***** DATASET RECORDS *****
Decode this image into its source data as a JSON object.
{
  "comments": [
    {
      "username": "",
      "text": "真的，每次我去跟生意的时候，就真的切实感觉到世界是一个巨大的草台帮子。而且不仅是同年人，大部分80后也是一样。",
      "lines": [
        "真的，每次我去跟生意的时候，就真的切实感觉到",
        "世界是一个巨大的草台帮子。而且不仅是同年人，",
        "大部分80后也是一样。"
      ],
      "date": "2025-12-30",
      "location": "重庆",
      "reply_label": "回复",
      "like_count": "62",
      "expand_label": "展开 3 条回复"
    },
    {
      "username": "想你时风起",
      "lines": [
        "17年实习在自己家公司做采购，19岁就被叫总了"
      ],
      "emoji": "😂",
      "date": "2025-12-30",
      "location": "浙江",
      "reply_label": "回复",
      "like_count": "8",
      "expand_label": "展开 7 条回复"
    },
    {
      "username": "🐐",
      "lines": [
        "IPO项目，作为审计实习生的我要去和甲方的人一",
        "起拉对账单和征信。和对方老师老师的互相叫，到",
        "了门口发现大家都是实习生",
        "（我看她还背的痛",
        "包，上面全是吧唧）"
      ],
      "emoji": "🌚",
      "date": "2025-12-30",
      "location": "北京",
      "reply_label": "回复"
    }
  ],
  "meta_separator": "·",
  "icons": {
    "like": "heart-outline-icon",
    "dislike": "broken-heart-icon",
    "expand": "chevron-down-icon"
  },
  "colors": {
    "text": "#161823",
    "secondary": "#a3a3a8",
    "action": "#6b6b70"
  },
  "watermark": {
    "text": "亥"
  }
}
*****
EXERCISE OBJECTIVE: Write out every entry verbatim.

EXERCISE RESULT:
Decode this image into its source data as a JSON object.
{
  "comments": [
    {
      "username": "",
      "text": "真的，每次我去跟生意的时候，就真的切实感觉到世界是一个巨大的草台帮子。而且不仅是同年人，大部分80后也是一样。",
      "lines": [
        "真的，每次我去跟生意的时候，就真的切实感觉到",
        "世界是一个巨大的草台帮子。而且不仅是同年人，",
        "大部分80后也是一样。"
      ],
      "date": "2025-12-30",
      "location": "重庆",
      "reply_label": "回复",
      "like_count": "62",
      "expand_label": "展开 3 条回复"
    },
    {
      "username": "想你时风起",
      "lines": [
        "17年实习在自己家公司做采购，19岁就被叫总了"
      ],
      "emoji": "😂",
      "date": "2025-12-30",
      "location": "浙江",
      "reply_label": "回复",
      "like_count": "8",
      "expand_label": "展开 7 条回复"
    },
    {
      "username": "🐐",
      "lines": [
        "IPO项目，作为审计实习生的我要去和甲方的人一",
        "起拉对账单和征信。和对方老师老师的互相叫，到",
        "了门口发现大家都是实习生",
        "（我看她还背的痛",
        "包，上面全是吧唧）"
      ],
      "emoji": "🌚",
      "date": "2025-12-30",
      "location": "北京",
      "reply_label": "回复"
    }
  ],
  "meta_separator": "·",
  "icons": {
    "like": "heart-outline-icon",
    "dislike": "broken-heart-icon",
    "expand": "chevron-down-icon"
  },
  "colors": {
    "text": "#161823",
    "secondary": "#a3a3a8",
    "action": "#6b6b70"
  },
  "watermark": {
    "text": "亥"
  }
}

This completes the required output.